◆ Excerpt to read:
Poor performance of theorem predictor #10

ICanFlyGFC · 2022-09-19T09:01:51Z

Hello, Pan. Thank you for your open source.

I download checkpoint model from https://acl2021-intergps.s3.us-west-1.amazonaws.com/tp_model_best.pt
But the evaluation results are empty. How can I get it back to normal? Thanks.

lupantech · 2022-09-19T15:45:05Z

Hi, Thank you for your interest in our work!

This evaluation result is not normal. Would you mind sharing the script you were running and the log it printed? It could help me narrow down the reasons.

Thanks!

Best,
Pan

ICanFlyGFC · 2022-09-20T00:35:13Z

Thank you for your reply!

The script is same as yours. I only change the file name of output.

#!/usr/bin/env python

coding: utf-8

import json
import ast
from tqdm import tqdm

import torch
from transformers import BartForConditionalGeneration, BartTokenizerFast

def evaluate(diagram_logic_file, text_logic_file, tokenizer_name, model_name, check_point, seq_num):

test_lst = range(2401, 3002)

## read logic form files
with open(diagram_logic_file) as f:
    diagram_logic_forms = json.load(f)
with open(text_logic_file) as f:
    text_logic_forms = json.load(f)

◆ Dataset extract:
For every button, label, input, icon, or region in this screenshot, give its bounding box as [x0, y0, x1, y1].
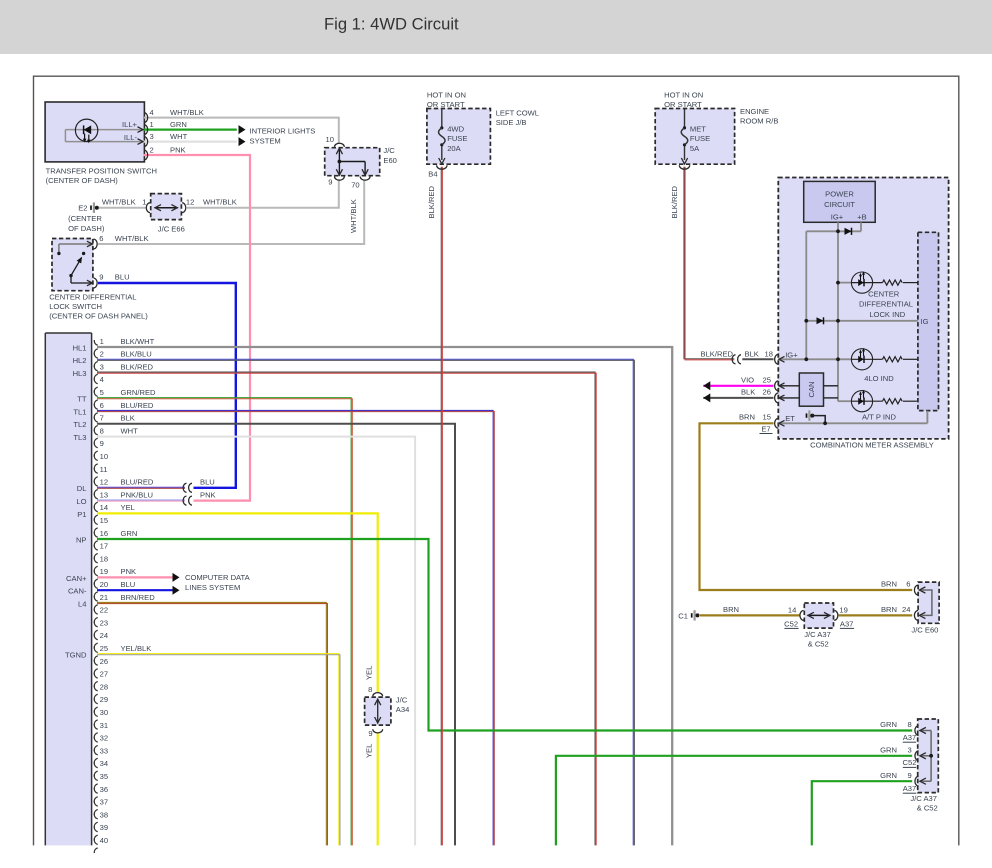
svg-text:70: 70: [351, 180, 359, 189]
svg-text:38: 38: [100, 810, 108, 819]
svg-text:J/C: J/C: [396, 696, 408, 705]
svg-text:P1: P1: [77, 510, 86, 519]
svg-text:3: 3: [907, 746, 911, 755]
svg-text:8: 8: [368, 685, 372, 694]
svg-text:OF DASH): OF DASH): [68, 224, 105, 233]
svg-text:1: 1: [150, 120, 154, 129]
svg-text:VIO: VIO: [741, 375, 754, 384]
svg-text:ILL-: ILL-: [124, 133, 138, 142]
svg-text:16: 16: [100, 529, 108, 538]
svg-text:19: 19: [100, 567, 108, 576]
svg-text:GRN: GRN: [880, 771, 897, 780]
svg-text:NP: NP: [76, 535, 87, 544]
svg-text:26: 26: [100, 657, 108, 666]
svg-text:E60: E60: [383, 156, 397, 165]
svg-text:3: 3: [100, 362, 104, 371]
svg-text:8: 8: [100, 426, 104, 435]
svg-text:C1: C1: [678, 611, 688, 620]
svg-text:ILL+: ILL+: [122, 120, 138, 129]
svg-text:WHT: WHT: [170, 132, 188, 141]
svg-text:2: 2: [100, 350, 104, 359]
svg-text:CENTER: CENTER: [868, 289, 900, 298]
svg-text:BLK: BLK: [741, 387, 755, 396]
svg-text:SYSTEM: SYSTEM: [250, 136, 281, 145]
svg-text:GRN/RED: GRN/RED: [121, 388, 157, 397]
svg-text:31: 31: [100, 721, 108, 730]
svg-text:& C52: & C52: [917, 803, 938, 812]
svg-text:20: 20: [100, 580, 108, 589]
svg-text:J/C E66: J/C E66: [158, 224, 185, 233]
svg-text:36: 36: [100, 785, 108, 794]
svg-text:GRN: GRN: [121, 529, 138, 538]
svg-text:BLK: BLK: [121, 414, 135, 423]
svg-text:IG: IG: [921, 317, 929, 326]
svg-text:BLK/RED: BLK/RED: [701, 349, 734, 358]
svg-text:6: 6: [99, 234, 103, 243]
svg-text:L4: L4: [78, 599, 86, 608]
svg-text:E2: E2: [78, 203, 87, 212]
svg-text:4: 4: [150, 108, 154, 117]
svg-text:COMPUTER DATA: COMPUTER DATA: [185, 573, 251, 582]
svg-text:LOCK SWITCH: LOCK SWITCH: [49, 302, 102, 311]
svg-text:CAN-: CAN-: [68, 587, 87, 596]
svg-text:BLU/RED: BLU/RED: [121, 401, 154, 410]
svg-text:2: 2: [150, 145, 154, 154]
svg-text:LO: LO: [76, 497, 86, 506]
svg-text:7: 7: [100, 414, 104, 423]
svg-text:A37: A37: [840, 619, 854, 628]
svg-text:20A: 20A: [447, 144, 461, 153]
svg-text:J/C E60: J/C E60: [911, 626, 938, 635]
svg-text:BLK/WHT: BLK/WHT: [121, 337, 155, 346]
svg-text:WHT/BLK: WHT/BLK: [115, 234, 149, 243]
svg-text:BLK/RED: BLK/RED: [670, 185, 679, 218]
svg-text:LOCK IND: LOCK IND: [869, 310, 905, 319]
svg-text:GRN: GRN: [170, 120, 187, 129]
svg-text:J/C A37: J/C A37: [804, 630, 831, 639]
svg-text:10: 10: [100, 452, 108, 461]
svg-text:A37: A37: [903, 784, 917, 793]
svg-text:25: 25: [100, 644, 108, 653]
svg-text:14: 14: [788, 606, 796, 615]
svg-text:34: 34: [100, 759, 108, 768]
svg-text:24: 24: [902, 605, 910, 614]
svg-text:YEL: YEL: [364, 744, 373, 758]
svg-text:BRN: BRN: [723, 605, 739, 614]
svg-text:WHT/BLK: WHT/BLK: [203, 198, 237, 207]
svg-text:TL3: TL3: [73, 433, 86, 442]
svg-text:A37: A37: [903, 733, 917, 742]
svg-text:OR START: OR START: [427, 100, 465, 109]
svg-text:DIFFERENTIAL: DIFFERENTIAL: [859, 300, 913, 309]
svg-text:CENTER DIFFERENTIAL: CENTER DIFFERENTIAL: [49, 293, 136, 302]
svg-text:35: 35: [100, 772, 108, 781]
svg-text:INTERIOR LIGHTS: INTERIOR LIGHTS: [250, 126, 316, 135]
svg-text:J/C: J/C: [383, 146, 395, 155]
svg-text:5A: 5A: [690, 144, 700, 153]
svg-text:15: 15: [763, 412, 771, 421]
svg-text:TL2: TL2: [73, 420, 86, 429]
svg-text:COMBINATION METER ASSEMBLY: COMBINATION METER ASSEMBLY: [810, 441, 934, 450]
svg-text:BLK: BLK: [745, 349, 759, 358]
svg-text:Fig 1: 4WD Circuit: Fig 1: 4WD Circuit: [324, 15, 459, 34]
svg-text:BLU: BLU: [115, 273, 130, 282]
svg-text:A/T P IND: A/T P IND: [862, 412, 896, 421]
svg-text:HL3: HL3: [73, 369, 87, 378]
svg-text:37: 37: [100, 798, 108, 807]
svg-text:C52: C52: [784, 619, 798, 628]
svg-text:CAN: CAN: [807, 381, 816, 397]
svg-text:OR START: OR START: [664, 100, 702, 109]
svg-text:25: 25: [763, 375, 771, 384]
svg-text:3: 3: [150, 132, 154, 141]
svg-text:30: 30: [100, 708, 108, 717]
svg-text:YEL: YEL: [121, 503, 135, 512]
svg-text:6: 6: [906, 579, 910, 588]
svg-text:BLK/RED: BLK/RED: [427, 185, 436, 218]
svg-text:HOT IN ON: HOT IN ON: [664, 91, 703, 100]
svg-text:IG+: IG+: [785, 350, 798, 359]
svg-text:BRN: BRN: [881, 605, 897, 614]
svg-text:DL: DL: [77, 484, 87, 493]
svg-text:E7: E7: [761, 425, 770, 434]
svg-text:LINES SYSTEM: LINES SYSTEM: [185, 583, 240, 592]
svg-text:BLU/RED: BLU/RED: [121, 478, 154, 487]
svg-text:HL2: HL2: [73, 356, 87, 365]
svg-text:(CENTER OF DASH PANEL): (CENTER OF DASH PANEL): [49, 312, 148, 321]
svg-text:FUSE: FUSE: [690, 134, 710, 143]
svg-text:9: 9: [99, 273, 103, 282]
svg-text:PNK: PNK: [200, 491, 216, 500]
svg-text:19: 19: [839, 606, 847, 615]
svg-text:8: 8: [907, 720, 911, 729]
svg-text:23: 23: [100, 618, 108, 627]
svg-text:FUSE: FUSE: [447, 134, 467, 143]
svg-text:22: 22: [100, 606, 108, 615]
svg-text:BRN: BRN: [739, 412, 755, 421]
svg-text:HL1: HL1: [73, 343, 87, 352]
svg-text:BLU: BLU: [200, 478, 215, 487]
svg-text:+B: +B: [857, 213, 867, 222]
svg-text:BLK/BLU: BLK/BLU: [121, 350, 152, 359]
svg-text:J/C A37: J/C A37: [910, 794, 937, 803]
svg-text:MET: MET: [690, 125, 706, 134]
svg-text:B4: B4: [428, 170, 437, 179]
svg-text:12: 12: [186, 198, 194, 207]
svg-text:TL1: TL1: [73, 407, 86, 416]
svg-text:ROOM R/B: ROOM R/B: [740, 117, 778, 126]
svg-text:28: 28: [100, 682, 108, 691]
svg-text:& C52: & C52: [808, 639, 829, 648]
svg-text:39: 39: [100, 823, 108, 832]
svg-text:WHT: WHT: [121, 426, 139, 435]
svg-text:1: 1: [100, 337, 104, 346]
svg-text:18: 18: [100, 554, 108, 563]
svg-text:WHT/BLK: WHT/BLK: [349, 199, 358, 233]
svg-text:24: 24: [100, 631, 108, 640]
svg-text:21: 21: [100, 593, 108, 602]
svg-text:BLK/RED: BLK/RED: [121, 362, 154, 371]
svg-text:YEL/BLK: YEL/BLK: [121, 644, 152, 653]
svg-text:CAN+: CAN+: [66, 574, 87, 583]
svg-text:TGND: TGND: [65, 651, 87, 660]
svg-text:PNK/BLU: PNK/BLU: [121, 490, 154, 499]
svg-text:6: 6: [100, 401, 104, 410]
svg-text:18: 18: [765, 349, 773, 358]
svg-text:GRN: GRN: [880, 746, 897, 755]
svg-text:32: 32: [100, 734, 108, 743]
svg-text:POWER: POWER: [825, 190, 854, 199]
svg-text:GRN: GRN: [880, 720, 897, 729]
svg-text:PNK: PNK: [170, 145, 186, 154]
svg-text:13: 13: [100, 490, 108, 499]
svg-text:4: 4: [100, 375, 104, 384]
svg-text:WHT/BLK: WHT/BLK: [102, 198, 136, 207]
svg-text:WHT/BLK: WHT/BLK: [170, 108, 204, 117]
svg-text:C52: C52: [903, 758, 917, 767]
svg-text:10: 10: [326, 135, 334, 144]
svg-text:YEL: YEL: [364, 666, 373, 680]
svg-text:ENGINE: ENGINE: [740, 107, 769, 116]
svg-text:9: 9: [100, 439, 104, 448]
svg-text:9: 9: [328, 178, 332, 187]
svg-text:4LO IND: 4LO IND: [864, 374, 894, 383]
svg-text:11: 11: [100, 465, 108, 474]
svg-text:LEFT COWL: LEFT COWL: [496, 108, 539, 117]
svg-text:40: 40: [100, 836, 108, 845]
svg-text:33: 33: [100, 746, 108, 755]
svg-text:5: 5: [100, 388, 104, 397]
svg-text:1: 1: [142, 198, 146, 207]
svg-text:9: 9: [368, 729, 372, 738]
svg-text:A34: A34: [396, 705, 410, 714]
svg-text:29: 29: [100, 695, 108, 704]
svg-text:BRN: BRN: [881, 579, 897, 588]
svg-text:BRN/RED: BRN/RED: [121, 593, 156, 602]
svg-text:HOT IN ON: HOT IN ON: [427, 91, 466, 100]
svg-text:27: 27: [100, 670, 108, 679]
svg-text:CIRCUIT: CIRCUIT: [824, 200, 855, 209]
svg-text:14: 14: [100, 503, 108, 512]
svg-text:4WD: 4WD: [447, 125, 464, 134]
svg-text:15: 15: [100, 516, 108, 525]
svg-text:ET: ET: [785, 414, 795, 423]
svg-text:SIDE J/B: SIDE J/B: [496, 118, 527, 127]
svg-text:TRANSFER POSITION SWITCH: TRANSFER POSITION SWITCH: [46, 166, 157, 175]
svg-text:17: 17: [100, 542, 108, 551]
svg-text:BLU: BLU: [121, 580, 136, 589]
svg-text:PNK: PNK: [121, 567, 137, 576]
svg-text:TT: TT: [77, 395, 87, 404]
svg-text:26: 26: [763, 387, 771, 396]
svg-text:12: 12: [100, 478, 108, 487]
svg-text:IG+: IG+: [831, 213, 844, 222]
svg-text:(CENTER OF DASH): (CENTER OF DASH): [46, 176, 119, 185]
svg-text:(CENTER: (CENTER: [68, 214, 102, 223]
svg-text:9: 9: [907, 771, 911, 780]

◆ Task requirements:
Resume the thread about the theorem predictor's empty evaluation results, starting after its last line. The items are separate material and are not part of the thread.

◆ Result:
combined_logic_forms = {}
for pid in test_lst:
    combined_logic_forms[pid] = diagram_logic_forms[str(pid)]['diagram_logic_forms'] + \
                                text_logic_forms[str(pid)]['text_logic_forms']

## build tokenizer and model
tokenizer = BartTokenizerFast.from_pretrained(tokenizer_name) # 'facebook/bart-base'
model = BartForConditionalGeneration.from_pretrained(model_name).to(device) # 'facebook/bart-base'
model.load_state_dict(torch.load(check_point))

final = dict()
for pid in tqdm(test_lst):
    input = str(combined_logic_forms[pid])
    tmp = tokenizer.encode(input)
    if len(tmp) > 1024:
        tmp = tmp[:1024]
    input = torch.LongTensor(tmp).unsqueeze(0).to(device)

    output = model.generate(input, bos_token_id=0, eos_token_id=2,
                         max_length=20, num_beams=10, num_return_sequences=seq_num)
    # print(out.size())

    ## refine output sequence
    seq = []
    for j in range(seq_num):
        res = tokenizer.decode(output[j].tolist())
        res = res.replace("</s>", "").replace("<s>", "").replace("<pad>", "")
        # print(res)
        try:
            res = ast.literal_eval(res) # string class to list class
        except Exception as e:
            res = []
        seq.append(res)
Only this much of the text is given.